Written exercise: In full and without alteration, give the listing again.

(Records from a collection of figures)
* BEGIN *

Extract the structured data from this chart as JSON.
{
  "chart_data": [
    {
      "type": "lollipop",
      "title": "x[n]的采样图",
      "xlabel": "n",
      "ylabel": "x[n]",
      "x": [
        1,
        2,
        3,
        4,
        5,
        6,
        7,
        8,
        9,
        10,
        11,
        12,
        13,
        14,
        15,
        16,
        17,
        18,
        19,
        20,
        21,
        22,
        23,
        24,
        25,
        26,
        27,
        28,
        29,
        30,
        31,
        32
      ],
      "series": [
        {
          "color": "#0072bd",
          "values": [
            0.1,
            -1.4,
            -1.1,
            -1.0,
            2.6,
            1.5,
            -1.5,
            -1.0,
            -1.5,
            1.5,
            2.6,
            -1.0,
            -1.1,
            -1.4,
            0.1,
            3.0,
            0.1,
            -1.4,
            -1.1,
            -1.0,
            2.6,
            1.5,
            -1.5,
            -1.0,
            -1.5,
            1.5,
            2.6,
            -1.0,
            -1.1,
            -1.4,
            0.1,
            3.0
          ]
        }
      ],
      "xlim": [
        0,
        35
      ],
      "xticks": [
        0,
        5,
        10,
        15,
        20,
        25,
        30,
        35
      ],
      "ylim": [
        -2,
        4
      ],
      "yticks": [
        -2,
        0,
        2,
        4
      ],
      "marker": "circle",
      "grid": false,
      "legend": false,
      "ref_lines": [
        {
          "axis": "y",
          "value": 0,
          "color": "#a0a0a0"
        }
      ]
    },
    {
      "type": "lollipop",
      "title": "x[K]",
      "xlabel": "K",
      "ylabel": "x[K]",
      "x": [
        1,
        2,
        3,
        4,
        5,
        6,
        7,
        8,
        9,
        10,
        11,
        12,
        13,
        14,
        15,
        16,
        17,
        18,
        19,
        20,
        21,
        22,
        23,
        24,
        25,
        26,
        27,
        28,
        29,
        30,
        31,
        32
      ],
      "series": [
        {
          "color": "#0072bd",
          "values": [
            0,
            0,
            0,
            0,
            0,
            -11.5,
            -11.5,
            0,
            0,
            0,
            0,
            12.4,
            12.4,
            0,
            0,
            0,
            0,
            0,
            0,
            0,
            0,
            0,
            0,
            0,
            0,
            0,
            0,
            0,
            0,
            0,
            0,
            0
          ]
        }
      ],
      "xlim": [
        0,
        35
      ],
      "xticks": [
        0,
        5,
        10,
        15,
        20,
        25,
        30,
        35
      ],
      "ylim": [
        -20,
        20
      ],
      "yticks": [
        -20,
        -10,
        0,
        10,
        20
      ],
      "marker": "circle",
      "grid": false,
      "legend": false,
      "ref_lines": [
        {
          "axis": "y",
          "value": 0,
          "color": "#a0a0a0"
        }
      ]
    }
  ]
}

* END *

Written response:
Extract the structured data from this chart as JSON.
{
  "chart_data": [
    {
      "type": "lollipop",
      "title": "x[n]的采样图",
      "xlabel": "n",
      "ylabel": "x[n]",
      "x": [
        1,
        2,
        3,
        4,
        5,
        6,
        7,
        8,
        9,
        10,
        11,
        12,
        13,
        14,
        15,
        16,
        17,
        18,
        19,
        20,
        21,
        22,
        23,
        24,
        25,
        26,
        27,
        28,
        29,
        30,
        31,
        32
      ],
      "series": [
        {
          "color": "#0072bd",
          "values": [
            0.1,
            -1.4,
            -1.1,
            -1.0,
            2.6,
            1.5,
            -1.5,
            -1.0,
            -1.5,
            1.5,
            2.6,
            -1.0,
            -1.1,
            -1.4,
            0.1,
            3.0,
            0.1,
            -1.4,
            -1.1,
            -1.0,
            2.6,
            1.5,
            -1.5,
            -1.0,
            -1.5,
            1.5,
            2.6,
            -1.0,
            -1.1,
            -1.4,
            0.1,
            3.0
          ]
        }
      ],
      "xlim": [
        0,
        35
      ],
      "xticks": [
        0,
        5,
        10,
        15,
        20,
        25,
        30,
        35
      ],
      "ylim": [
        -2,
        4
      ],
      "yticks": [
        -2,
        0,
        2,
        4
      ],
      "marker": "circle",
      "grid": false,
      "legend": false,
      "ref_lines": [
        {
          "axis": "y",
          "value": 0,
          "color": "#a0a0a0"
        }
      ]
    },
    {
      "type": "lollipop",
      "title": "x[K]",
      "xlabel": "K",
      "ylabel": "x[K]",
      "x": [
        1,
        2,
        3,
        4,
        5,
        6,
        7,
        8,
        9,
        10,
        11,
        12,
        13,
        14,
        15,
        16,
        17,
        18,
        19,
        20,
        21,
        22,
        23,
        24,
        25,
        26,
        27,
        28,
        29,
        30,
        31,
        32
      ],
      "series": [
        {
          "color": "#0072bd",
          "values": [
            0,
            0,
            0,
            0,
            0,
            -11.5,
            -11.5,
            0,
            0,
            0,
            0,
            12.4,
            12.4,
            0,
            0,
            0,
            0,
            0,
            0,
            0,
            0,
            0,
            0,
            0,
            0,
            0,
            0,
            0,
            0,
            0,
            0,
            0
          ]
        }
      ],
      "xlim": [
        0,
        35
      ],
      "xticks": [
        0,
        5,
        10,
        15,
        20,
        25,
        30,
        35
      ],
      "ylim": [
        -20,
        20
      ],
      "yticks": [
        -20,
        -10,
        0,
        10,
        20
      ],
      "marker": "circle",
      "grid": false,
      "legend": false,
      "ref_lines": [
        {
          "axis": "y",
          "value": 0,
          "color": "#a0a0a0"
        }
      ]
    }
  ]
}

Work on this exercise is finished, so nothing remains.